### Required work
Could you copy out every line of the listing below, character for character, with no changes?

***

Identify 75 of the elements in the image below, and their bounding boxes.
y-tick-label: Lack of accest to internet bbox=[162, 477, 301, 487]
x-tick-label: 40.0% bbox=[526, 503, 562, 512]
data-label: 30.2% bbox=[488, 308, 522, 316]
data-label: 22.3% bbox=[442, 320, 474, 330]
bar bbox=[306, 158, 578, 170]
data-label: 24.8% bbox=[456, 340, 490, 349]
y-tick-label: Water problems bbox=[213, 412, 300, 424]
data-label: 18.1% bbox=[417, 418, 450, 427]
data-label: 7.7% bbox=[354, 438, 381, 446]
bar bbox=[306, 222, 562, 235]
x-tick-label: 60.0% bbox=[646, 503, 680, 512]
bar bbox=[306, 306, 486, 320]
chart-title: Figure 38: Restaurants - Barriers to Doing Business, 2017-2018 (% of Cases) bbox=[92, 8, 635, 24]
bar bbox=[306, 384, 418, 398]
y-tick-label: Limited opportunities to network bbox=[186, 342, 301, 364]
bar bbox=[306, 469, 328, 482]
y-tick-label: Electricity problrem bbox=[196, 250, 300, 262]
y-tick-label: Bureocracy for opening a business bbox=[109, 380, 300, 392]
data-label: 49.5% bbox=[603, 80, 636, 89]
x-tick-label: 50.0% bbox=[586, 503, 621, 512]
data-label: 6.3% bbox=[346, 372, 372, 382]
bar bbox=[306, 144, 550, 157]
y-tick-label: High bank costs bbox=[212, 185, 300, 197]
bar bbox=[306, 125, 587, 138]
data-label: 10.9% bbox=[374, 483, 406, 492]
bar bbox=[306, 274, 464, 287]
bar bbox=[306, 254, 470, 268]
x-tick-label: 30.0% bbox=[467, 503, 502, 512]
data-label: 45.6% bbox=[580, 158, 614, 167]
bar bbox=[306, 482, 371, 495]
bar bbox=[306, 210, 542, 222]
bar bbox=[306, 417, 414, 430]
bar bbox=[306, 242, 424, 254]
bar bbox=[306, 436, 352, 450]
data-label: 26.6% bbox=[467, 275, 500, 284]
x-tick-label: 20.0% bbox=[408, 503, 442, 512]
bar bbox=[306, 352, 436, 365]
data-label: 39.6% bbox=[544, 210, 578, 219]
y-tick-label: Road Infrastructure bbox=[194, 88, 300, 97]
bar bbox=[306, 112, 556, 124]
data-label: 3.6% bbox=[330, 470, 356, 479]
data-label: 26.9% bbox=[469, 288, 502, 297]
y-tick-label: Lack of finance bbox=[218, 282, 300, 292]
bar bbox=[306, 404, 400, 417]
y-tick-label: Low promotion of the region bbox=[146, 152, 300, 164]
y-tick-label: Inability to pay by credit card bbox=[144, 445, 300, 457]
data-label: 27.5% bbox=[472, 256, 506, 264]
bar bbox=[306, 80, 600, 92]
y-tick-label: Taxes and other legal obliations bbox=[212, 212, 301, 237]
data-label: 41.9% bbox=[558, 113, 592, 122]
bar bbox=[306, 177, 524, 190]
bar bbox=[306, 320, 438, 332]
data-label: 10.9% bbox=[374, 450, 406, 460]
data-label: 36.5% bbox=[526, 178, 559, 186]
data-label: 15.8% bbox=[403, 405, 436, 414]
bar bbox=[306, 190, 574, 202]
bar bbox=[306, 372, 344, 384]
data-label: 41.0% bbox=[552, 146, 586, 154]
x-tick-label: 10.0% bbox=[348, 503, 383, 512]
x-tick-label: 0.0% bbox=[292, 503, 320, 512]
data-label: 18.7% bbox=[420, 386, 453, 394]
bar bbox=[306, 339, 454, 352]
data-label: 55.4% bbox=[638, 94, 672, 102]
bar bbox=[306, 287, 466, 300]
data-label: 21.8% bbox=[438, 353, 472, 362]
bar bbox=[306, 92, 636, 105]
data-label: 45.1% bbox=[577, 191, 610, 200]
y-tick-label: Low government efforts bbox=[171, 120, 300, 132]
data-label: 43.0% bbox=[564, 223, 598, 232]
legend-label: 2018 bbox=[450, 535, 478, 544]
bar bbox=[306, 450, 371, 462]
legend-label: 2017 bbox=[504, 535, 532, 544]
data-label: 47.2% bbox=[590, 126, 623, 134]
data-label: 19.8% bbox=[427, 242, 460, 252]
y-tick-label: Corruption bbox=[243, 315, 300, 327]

***

### Result
Identify 75 of the elements in the image below, and their bounding boxes.
y-tick-label: Lack of accest to internet bbox=[162, 477, 301, 487]
x-tick-label: 40.0% bbox=[526, 503, 562, 512]
data-label: 30.2% bbox=[488, 308, 522, 316]
data-label: 22.3% bbox=[442, 320, 474, 330]
bar bbox=[306, 158, 578, 170]
data-label: 24.8% bbox=[456, 340, 490, 349]
y-tick-label: Water problems bbox=[213, 412, 300, 424]
data-label: 18.1% bbox=[417, 418, 450, 427]
data-label: 7.7% bbox=[354, 438, 381, 446]
bar bbox=[306, 222, 562, 235]
x-tick-label: 60.0% bbox=[646, 503, 680, 512]
bar bbox=[306, 306, 486, 320]
chart-title: Figure 38: Restaurants - Barriers to Doing Business, 2017-2018 (% of Cases) bbox=[92, 8, 635, 24]
bar bbox=[306, 384, 418, 398]
y-tick-label: Limited opportunities to network bbox=[186, 342, 301, 364]
bar bbox=[306, 469, 328, 482]
y-tick-label: Electricity problrem bbox=[196, 250, 300, 262]
y-tick-label: Bureocracy for opening a business bbox=[109, 380, 300, 392]
data-label: 49.5% bbox=[603, 80, 636, 89]
x-tick-label: 50.0% bbox=[586, 503, 621, 512]
data-label: 6.3% bbox=[346, 372, 372, 382]
bar bbox=[306, 144, 550, 157]
y-tick-label: High bank costs bbox=[212, 185, 300, 197]
bar bbox=[306, 125, 587, 138]
data-label: 10.9% bbox=[374, 483, 406, 492]
bar bbox=[306, 274, 464, 287]
bar bbox=[306, 254, 470, 268]
x-tick-label: 30.0% bbox=[467, 503, 502, 512]
data-label: 45.6% bbox=[580, 158, 614, 167]
bar bbox=[306, 482, 371, 495]
bar bbox=[306, 210, 542, 222]
bar bbox=[306, 417, 414, 430]
bar bbox=[306, 242, 424, 254]
bar bbox=[306, 436, 352, 450]
data-label: 26.6% bbox=[467, 275, 500, 284]
x-tick-label: 20.0% bbox=[408, 503, 442, 512]
bar bbox=[306, 352, 436, 365]
data-label: 39.6% bbox=[544, 210, 578, 219]
y-tick-label: Road Infrastructure bbox=[194, 88, 300, 97]
bar bbox=[306, 112, 556, 124]
data-label: 3.6% bbox=[330, 470, 356, 479]
data-label: 26.9% bbox=[469, 288, 502, 297]
y-tick-label: Lack of finance bbox=[218, 282, 300, 292]
bar bbox=[306, 404, 400, 417]
y-tick-label: Low promotion of the region bbox=[146, 152, 300, 164]
y-tick-label: Inability to pay by credit card bbox=[144, 445, 300, 457]
data-label: 27.5% bbox=[472, 256, 506, 264]
bar bbox=[306, 80, 600, 92]
y-tick-label: Taxes and other legal obliations bbox=[212, 212, 301, 237]
data-label: 41.9% bbox=[558, 113, 592, 122]
bar bbox=[306, 177, 524, 190]
bar bbox=[306, 320, 438, 332]
data-label: 10.9% bbox=[374, 450, 406, 460]
data-label: 36.5% bbox=[526, 178, 559, 186]
data-label: 15.8% bbox=[403, 405, 436, 414]
bar bbox=[306, 190, 574, 202]
bar bbox=[306, 372, 344, 384]
data-label: 41.0% bbox=[552, 146, 586, 154]
x-tick-label: 10.0% bbox=[348, 503, 383, 512]
x-tick-label: 0.0% bbox=[292, 503, 320, 512]
data-label: 18.7% bbox=[420, 386, 453, 394]
bar bbox=[306, 339, 454, 352]
data-label: 55.4% bbox=[638, 94, 672, 102]
bar bbox=[306, 287, 466, 300]
data-label: 21.8% bbox=[438, 353, 472, 362]
bar bbox=[306, 92, 636, 105]
data-label: 45.1% bbox=[577, 191, 610, 200]
y-tick-label: Low government efforts bbox=[171, 120, 300, 132]
data-label: 43.0% bbox=[564, 223, 598, 232]
legend-label: 2018 bbox=[450, 535, 478, 544]
bar bbox=[306, 450, 371, 462]
legend-label: 2017 bbox=[504, 535, 532, 544]
data-label: 47.2% bbox=[590, 126, 623, 134]
data-label: 19.8% bbox=[427, 242, 460, 252]
y-tick-label: Corruption bbox=[243, 315, 300, 327]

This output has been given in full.